Material:
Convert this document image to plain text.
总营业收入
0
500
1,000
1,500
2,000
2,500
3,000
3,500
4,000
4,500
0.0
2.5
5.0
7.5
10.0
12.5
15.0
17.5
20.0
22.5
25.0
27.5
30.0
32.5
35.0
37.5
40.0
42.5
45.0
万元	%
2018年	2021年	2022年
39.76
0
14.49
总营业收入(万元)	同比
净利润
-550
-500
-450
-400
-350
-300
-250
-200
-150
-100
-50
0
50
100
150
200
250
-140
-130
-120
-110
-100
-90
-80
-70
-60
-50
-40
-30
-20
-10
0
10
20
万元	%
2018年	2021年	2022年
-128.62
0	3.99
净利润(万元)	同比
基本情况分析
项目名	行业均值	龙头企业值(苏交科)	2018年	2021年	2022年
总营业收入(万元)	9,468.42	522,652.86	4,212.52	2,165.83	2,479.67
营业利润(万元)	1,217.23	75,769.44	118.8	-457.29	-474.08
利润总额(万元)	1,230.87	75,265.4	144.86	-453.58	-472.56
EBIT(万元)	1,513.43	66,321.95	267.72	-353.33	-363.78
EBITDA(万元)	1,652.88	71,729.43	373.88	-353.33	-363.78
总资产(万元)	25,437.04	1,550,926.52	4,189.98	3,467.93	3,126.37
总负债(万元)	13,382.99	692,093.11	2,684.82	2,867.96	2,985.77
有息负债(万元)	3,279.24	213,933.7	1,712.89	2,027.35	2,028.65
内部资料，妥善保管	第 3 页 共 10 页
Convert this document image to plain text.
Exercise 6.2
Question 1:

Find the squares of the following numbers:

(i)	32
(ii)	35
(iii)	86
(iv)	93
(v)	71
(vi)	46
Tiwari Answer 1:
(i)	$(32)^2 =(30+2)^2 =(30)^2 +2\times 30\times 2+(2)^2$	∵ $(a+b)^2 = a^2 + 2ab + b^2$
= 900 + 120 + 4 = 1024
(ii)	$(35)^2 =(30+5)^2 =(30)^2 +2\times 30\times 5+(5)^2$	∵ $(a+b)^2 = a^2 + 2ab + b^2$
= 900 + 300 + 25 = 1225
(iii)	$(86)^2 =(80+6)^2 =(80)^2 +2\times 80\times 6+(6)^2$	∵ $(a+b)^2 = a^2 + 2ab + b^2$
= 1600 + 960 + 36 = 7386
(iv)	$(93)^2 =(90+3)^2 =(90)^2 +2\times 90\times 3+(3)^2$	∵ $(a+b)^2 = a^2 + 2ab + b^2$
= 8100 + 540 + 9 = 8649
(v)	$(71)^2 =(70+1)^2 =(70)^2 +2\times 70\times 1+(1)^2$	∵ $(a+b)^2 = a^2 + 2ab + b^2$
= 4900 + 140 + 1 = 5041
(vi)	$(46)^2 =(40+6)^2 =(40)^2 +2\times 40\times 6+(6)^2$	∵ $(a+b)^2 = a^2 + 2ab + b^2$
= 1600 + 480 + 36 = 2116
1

Work to be completed: Write the data from above out again, exactly.

Result for this task:
Convert this document image to plain text.
总营业收入
0
500
1,000
1,500
2,000
2,500
3,000
3,500
4,000
4,500
0.0
2.5
5.0
7.5
10.0
12.5
15.0
17.5
20.0
22.5
25.0
27.5
30.0
32.5
35.0
37.5
40.0
42.5
45.0
万元	%
2018年	2021年	2022年
39.76
0
14.49
总营业收入(万元)	同比
净利润
-550
-500
-450
-400
-350
-300
-250
-200
-150
-100
-50
0
50
100
150
200
250
-140
-130
-120
-110
-100
-90
-80
-70
-60
-50
-40
-30
-20
-10
0
10
20
万元	%
2018年	2021年	2022年
-128.62
0	3.99
净利润(万元)	同比
基本情况分析
项目名	行业均值	龙头企业值(苏交科)	2018年	2021年	2022年
总营业收入(万元)	9,468.42	522,652.86	4,212.52	2,165.83	2,479.67
营业利润(万元)	1,217.23	75,769.44	118.8	-457.29	-474.08
利润总额(万元)	1,230.87	75,265.4	144.86	-453.58	-472.56
EBIT(万元)	1,513.43	66,321.95	267.72	-353.33	-363.78
EBITDA(万元)	1,652.88	71,729.43	373.88	-353.33	-363.78
总资产(万元)	25,437.04	1,550,926.52	4,189.98	3,467.93	3,126.37
总负债(万元)	13,382.99	692,093.11	2,684.82	2,867.96	2,985.77
有息负债(万元)	3,279.24	213,933.7	1,712.89	2,027.35	2,028.65
内部资料，妥善保管	第 3 页 共 10 页
Convert this document image to plain text.
Exercise 6.2
Question 1:

Find the squares of the following numbers:

(i)	32
(ii)	35
(iii)	86
(iv)	93
(v)	71
(vi)	46
Tiwari Answer 1:
(i)	$(32)^2 =(30+2)^2 =(30)^2 +2\times 30\times 2+(2)^2$	∵ $(a+b)^2 = a^2 + 2ab + b^2$
= 900 + 120 + 4 = 1024
(ii)	$(35)^2 =(30+5)^2 =(30)^2 +2\times 30\times 5+(5)^2$	∵ $(a+b)^2 = a^2 + 2ab + b^2$
= 900 + 300 + 25 = 1225
(iii)	$(86)^2 =(80+6)^2 =(80)^2 +2\times 80\times 6+(6)^2$	∵ $(a+b)^2 = a^2 + 2ab + b^2$
= 1600 + 960 + 36 = 7386
(iv)	$(93)^2 =(90+3)^2 =(90)^2 +2\times 90\times 3+(3)^2$	∵ $(a+b)^2 = a^2 + 2ab + b^2$
= 8100 + 540 + 9 = 8649
(v)	$(71)^2 =(70+1)^2 =(70)^2 +2\times 70\times 1+(1)^2$	∵ $(a+b)^2 = a^2 + 2ab + b^2$
= 4900 + 140 + 1 = 5041
(vi)	$(46)^2 =(40+6)^2 =(40)^2 +2\times 40\times 6+(6)^2$	∵ $(a+b)^2 = a^2 + 2ab + b^2$
= 1600 + 480 + 36 = 2116
1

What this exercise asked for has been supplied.